_What you have to do_. Sort through the entries below and pull out lines containing the word "this".

_Extracted information_.
* start *

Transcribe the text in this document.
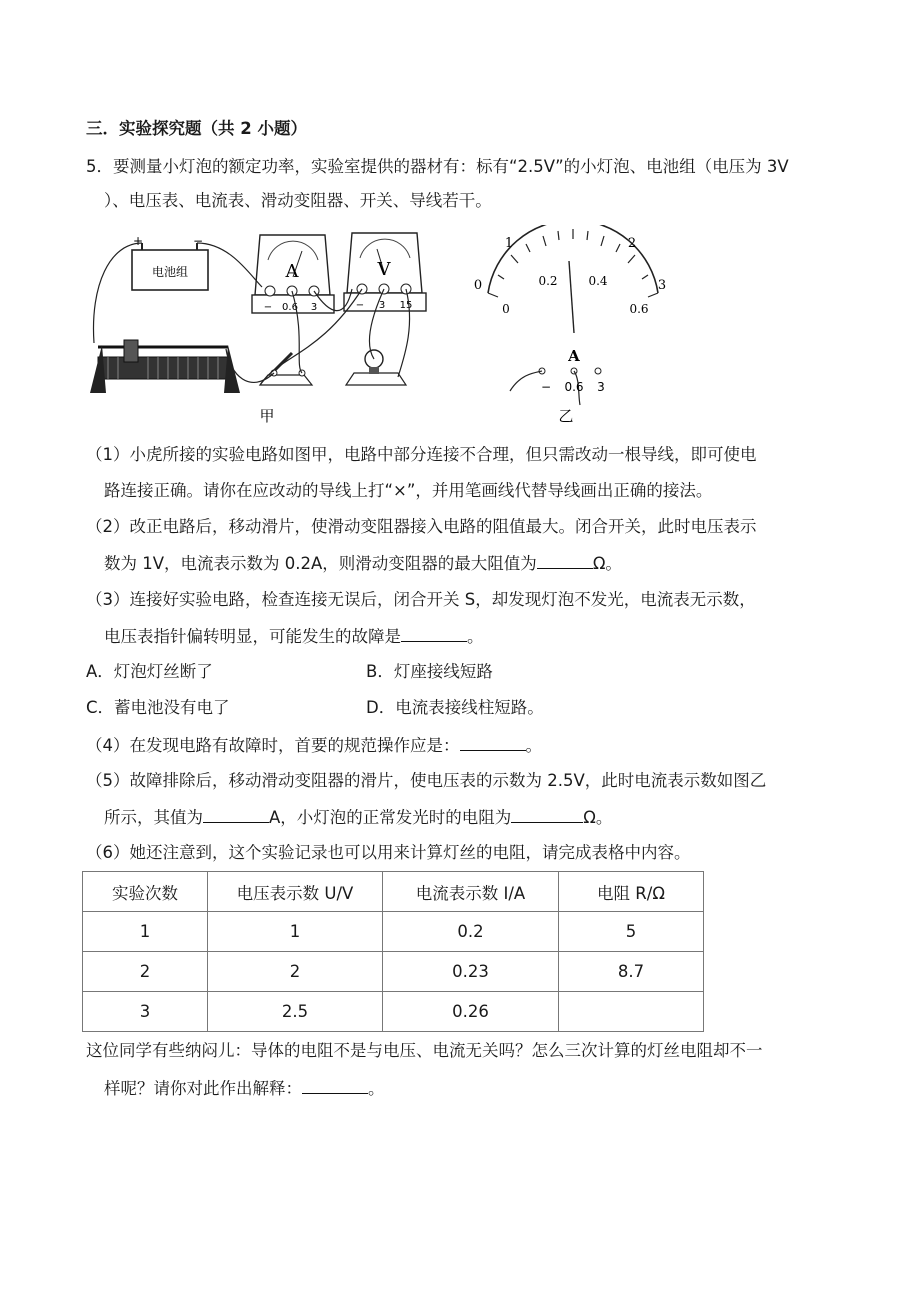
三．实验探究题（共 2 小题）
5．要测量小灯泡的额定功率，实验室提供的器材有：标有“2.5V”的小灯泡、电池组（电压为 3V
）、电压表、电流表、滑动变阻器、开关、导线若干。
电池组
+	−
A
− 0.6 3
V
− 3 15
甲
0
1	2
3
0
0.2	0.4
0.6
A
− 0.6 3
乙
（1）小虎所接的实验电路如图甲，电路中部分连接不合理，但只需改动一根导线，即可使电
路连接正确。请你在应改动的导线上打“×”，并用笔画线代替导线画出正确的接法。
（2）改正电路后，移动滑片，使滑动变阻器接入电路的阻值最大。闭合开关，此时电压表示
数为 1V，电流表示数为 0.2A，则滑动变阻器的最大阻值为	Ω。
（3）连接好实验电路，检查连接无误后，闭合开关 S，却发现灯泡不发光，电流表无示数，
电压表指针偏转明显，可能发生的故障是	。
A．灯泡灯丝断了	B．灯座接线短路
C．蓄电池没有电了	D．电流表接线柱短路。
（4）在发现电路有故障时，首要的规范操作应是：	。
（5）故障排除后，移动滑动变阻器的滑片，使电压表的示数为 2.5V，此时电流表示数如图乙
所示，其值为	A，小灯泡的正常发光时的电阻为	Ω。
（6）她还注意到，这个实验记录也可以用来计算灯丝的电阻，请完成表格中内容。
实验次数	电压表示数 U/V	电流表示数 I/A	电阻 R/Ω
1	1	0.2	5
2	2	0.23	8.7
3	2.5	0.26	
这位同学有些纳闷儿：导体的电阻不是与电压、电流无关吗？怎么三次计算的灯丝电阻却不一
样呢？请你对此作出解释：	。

* end *
* start *

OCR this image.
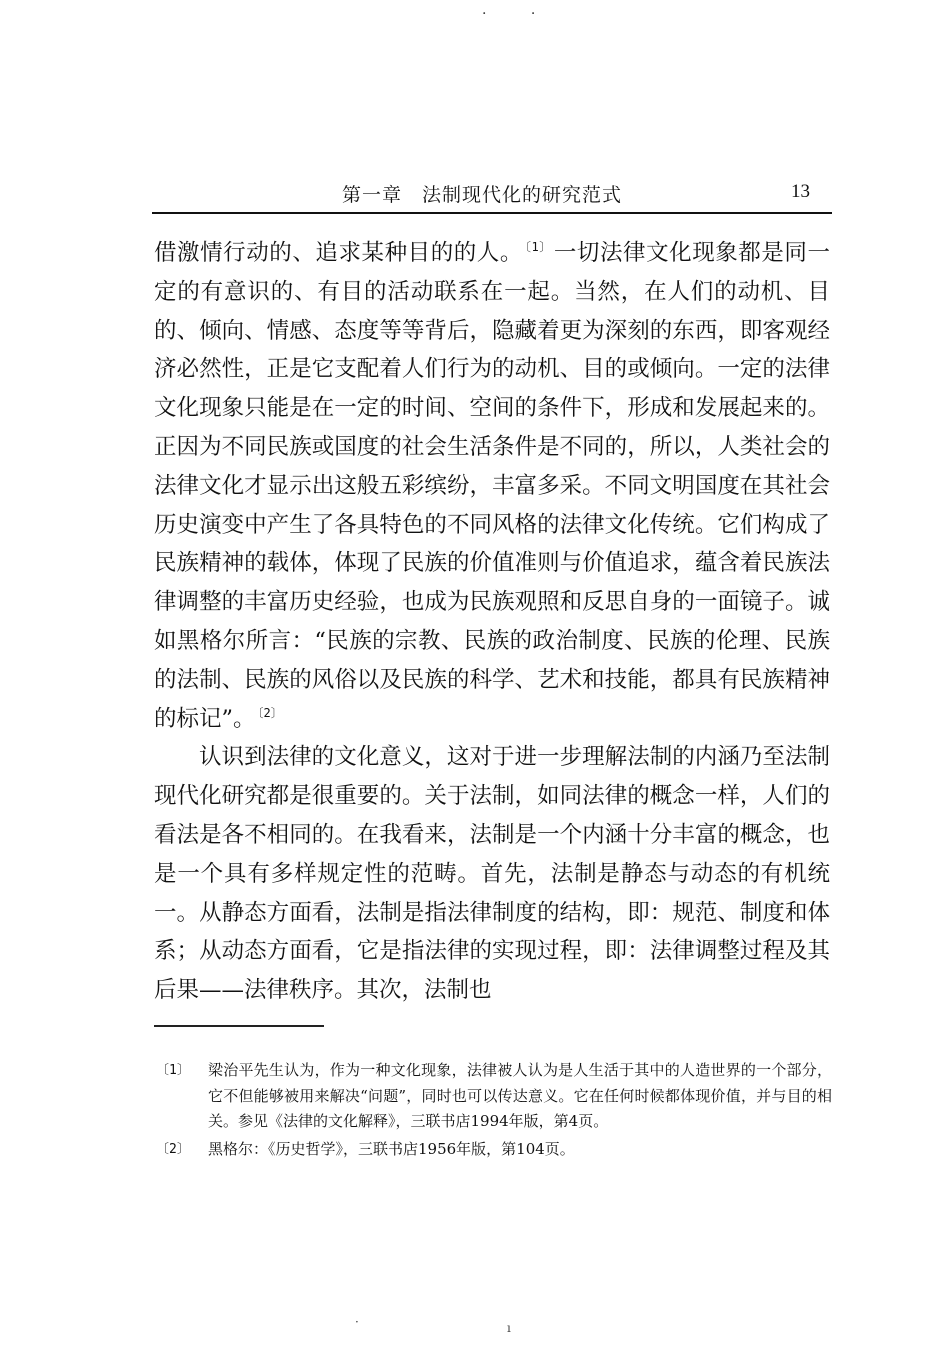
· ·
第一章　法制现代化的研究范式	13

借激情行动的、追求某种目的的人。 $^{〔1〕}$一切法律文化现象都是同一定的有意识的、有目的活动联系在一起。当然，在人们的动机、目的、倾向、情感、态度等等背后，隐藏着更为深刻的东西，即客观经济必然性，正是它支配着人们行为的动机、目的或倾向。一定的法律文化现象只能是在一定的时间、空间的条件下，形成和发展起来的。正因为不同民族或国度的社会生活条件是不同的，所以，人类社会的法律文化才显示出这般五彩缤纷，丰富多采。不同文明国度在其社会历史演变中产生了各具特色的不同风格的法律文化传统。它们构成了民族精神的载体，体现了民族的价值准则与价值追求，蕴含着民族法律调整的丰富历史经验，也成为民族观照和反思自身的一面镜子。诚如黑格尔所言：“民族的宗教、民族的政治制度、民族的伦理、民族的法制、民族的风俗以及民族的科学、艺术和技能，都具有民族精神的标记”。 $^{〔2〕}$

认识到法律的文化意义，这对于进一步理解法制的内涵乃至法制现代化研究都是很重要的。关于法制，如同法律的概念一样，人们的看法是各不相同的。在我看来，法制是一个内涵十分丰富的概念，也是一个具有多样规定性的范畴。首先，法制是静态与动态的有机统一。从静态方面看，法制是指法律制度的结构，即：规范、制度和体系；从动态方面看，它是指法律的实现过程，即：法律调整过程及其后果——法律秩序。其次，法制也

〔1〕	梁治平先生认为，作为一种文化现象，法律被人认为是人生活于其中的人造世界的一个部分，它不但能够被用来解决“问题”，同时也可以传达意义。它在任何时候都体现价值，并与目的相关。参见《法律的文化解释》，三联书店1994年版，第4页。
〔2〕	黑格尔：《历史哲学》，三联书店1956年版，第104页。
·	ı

* end *
* start *

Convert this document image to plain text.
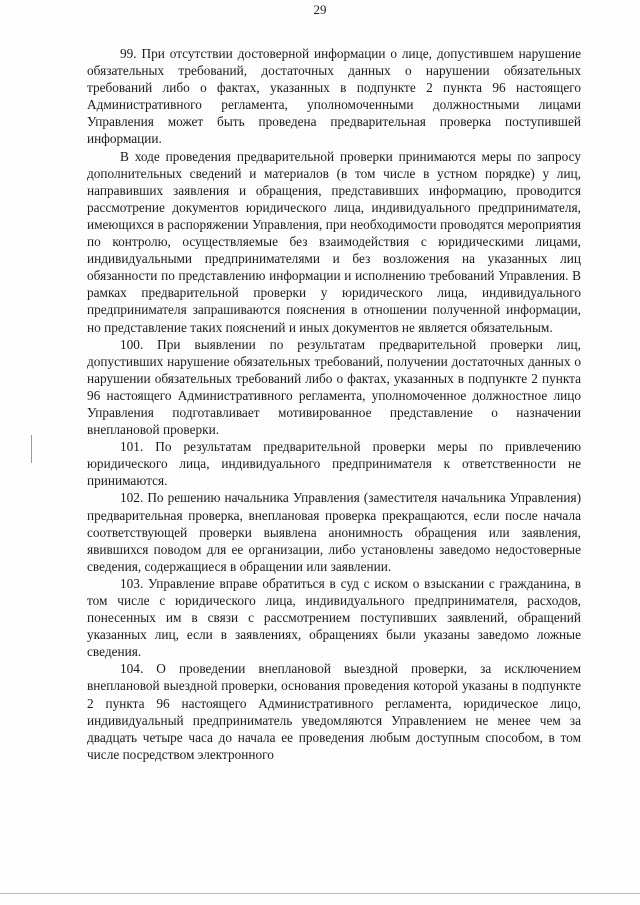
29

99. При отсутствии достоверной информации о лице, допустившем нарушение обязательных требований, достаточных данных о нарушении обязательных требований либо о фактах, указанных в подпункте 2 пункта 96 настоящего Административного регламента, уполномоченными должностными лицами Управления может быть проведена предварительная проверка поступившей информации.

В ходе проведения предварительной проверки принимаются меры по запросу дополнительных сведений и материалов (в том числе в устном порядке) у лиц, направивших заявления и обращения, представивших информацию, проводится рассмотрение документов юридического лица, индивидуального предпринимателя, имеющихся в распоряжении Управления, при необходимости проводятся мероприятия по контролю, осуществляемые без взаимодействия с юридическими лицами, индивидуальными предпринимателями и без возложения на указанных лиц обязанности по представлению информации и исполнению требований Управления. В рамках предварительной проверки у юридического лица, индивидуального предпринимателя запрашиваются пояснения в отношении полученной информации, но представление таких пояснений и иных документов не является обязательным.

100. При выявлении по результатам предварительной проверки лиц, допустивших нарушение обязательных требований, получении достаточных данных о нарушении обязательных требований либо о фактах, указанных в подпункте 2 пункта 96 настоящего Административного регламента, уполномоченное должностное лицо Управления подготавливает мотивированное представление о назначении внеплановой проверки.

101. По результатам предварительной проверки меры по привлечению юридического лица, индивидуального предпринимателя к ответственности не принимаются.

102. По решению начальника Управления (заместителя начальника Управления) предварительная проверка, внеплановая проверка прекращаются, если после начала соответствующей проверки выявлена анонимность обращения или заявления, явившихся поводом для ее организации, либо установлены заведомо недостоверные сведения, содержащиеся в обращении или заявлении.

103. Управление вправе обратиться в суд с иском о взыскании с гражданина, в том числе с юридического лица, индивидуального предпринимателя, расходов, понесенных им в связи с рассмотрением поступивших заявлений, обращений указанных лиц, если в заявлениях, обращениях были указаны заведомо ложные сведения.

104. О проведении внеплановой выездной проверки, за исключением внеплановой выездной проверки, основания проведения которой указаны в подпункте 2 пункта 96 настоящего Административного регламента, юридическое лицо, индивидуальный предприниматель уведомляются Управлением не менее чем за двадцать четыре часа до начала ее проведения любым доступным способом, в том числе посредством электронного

* end *

_Finished answer_.
Transcribe the text in this document.
OCR this image.
Convert this document image to plain text.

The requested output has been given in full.